Stated task ▸ Output the data exactly, with every line intact.
====================
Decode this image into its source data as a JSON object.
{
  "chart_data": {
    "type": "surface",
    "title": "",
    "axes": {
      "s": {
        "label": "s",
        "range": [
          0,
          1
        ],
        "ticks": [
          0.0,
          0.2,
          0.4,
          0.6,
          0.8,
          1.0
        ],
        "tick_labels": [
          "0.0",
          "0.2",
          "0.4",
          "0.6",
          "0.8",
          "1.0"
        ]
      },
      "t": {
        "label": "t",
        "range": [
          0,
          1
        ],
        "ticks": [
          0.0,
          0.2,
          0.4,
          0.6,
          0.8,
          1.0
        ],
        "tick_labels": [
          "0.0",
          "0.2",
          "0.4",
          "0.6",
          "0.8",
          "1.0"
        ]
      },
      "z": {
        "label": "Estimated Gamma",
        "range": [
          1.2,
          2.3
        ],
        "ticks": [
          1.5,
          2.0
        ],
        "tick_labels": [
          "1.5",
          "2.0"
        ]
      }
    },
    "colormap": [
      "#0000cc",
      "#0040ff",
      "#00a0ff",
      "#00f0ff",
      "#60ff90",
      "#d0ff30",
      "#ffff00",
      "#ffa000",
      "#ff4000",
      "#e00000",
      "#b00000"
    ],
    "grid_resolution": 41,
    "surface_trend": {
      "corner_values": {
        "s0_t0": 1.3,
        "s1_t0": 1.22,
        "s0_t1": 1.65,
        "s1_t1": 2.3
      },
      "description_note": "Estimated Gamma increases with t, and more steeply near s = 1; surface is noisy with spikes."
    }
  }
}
====================
Full output ▸
Decode this image into its source data as a JSON object.
{
  "chart_data": {
    "type": "surface",
    "title": "",
    "axes": {
      "s": {
        "label": "s",
        "range": [
          0,
          1
        ],
        "ticks": [
          0.0,
          0.2,
          0.4,
          0.6,
          0.8,
          1.0
        ],
        "tick_labels": [
          "0.0",
          "0.2",
          "0.4",
          "0.6",
          "0.8",
          "1.0"
        ]
      },
      "t": {
        "label": "t",
        "range": [
          0,
          1
        ],
        "ticks": [
          0.0,
          0.2,
          0.4,
          0.6,
          0.8,
          1.0
        ],
        "tick_labels": [
          "0.0",
          "0.2",
          "0.4",
          "0.6",
          "0.8",
          "1.0"
        ]
      },
      "z": {
        "label": "Estimated Gamma",
        "range": [
          1.2,
          2.3
        ],
        "ticks": [
          1.5,
          2.0
        ],
        "tick_labels": [
          "1.5",
          "2.0"
        ]
      }
    },
    "colormap": [
      "#0000cc",
      "#0040ff",
      "#00a0ff",
      "#00f0ff",
      "#60ff90",
      "#d0ff30",
      "#ffff00",
      "#ffa000",
      "#ff4000",
      "#e00000",
      "#b00000"
    ],
    "grid_resolution": 41,
    "surface_trend": {
      "corner_values": {
        "s0_t0": 1.3,
        "s1_t0": 1.22,
        "s0_t1": 1.65,
        "s1_t1": 2.3
      },
      "description_note": "Estimated Gamma increases with t, and more steeply near s = 1; surface is noisy with spikes."
    }
  }
}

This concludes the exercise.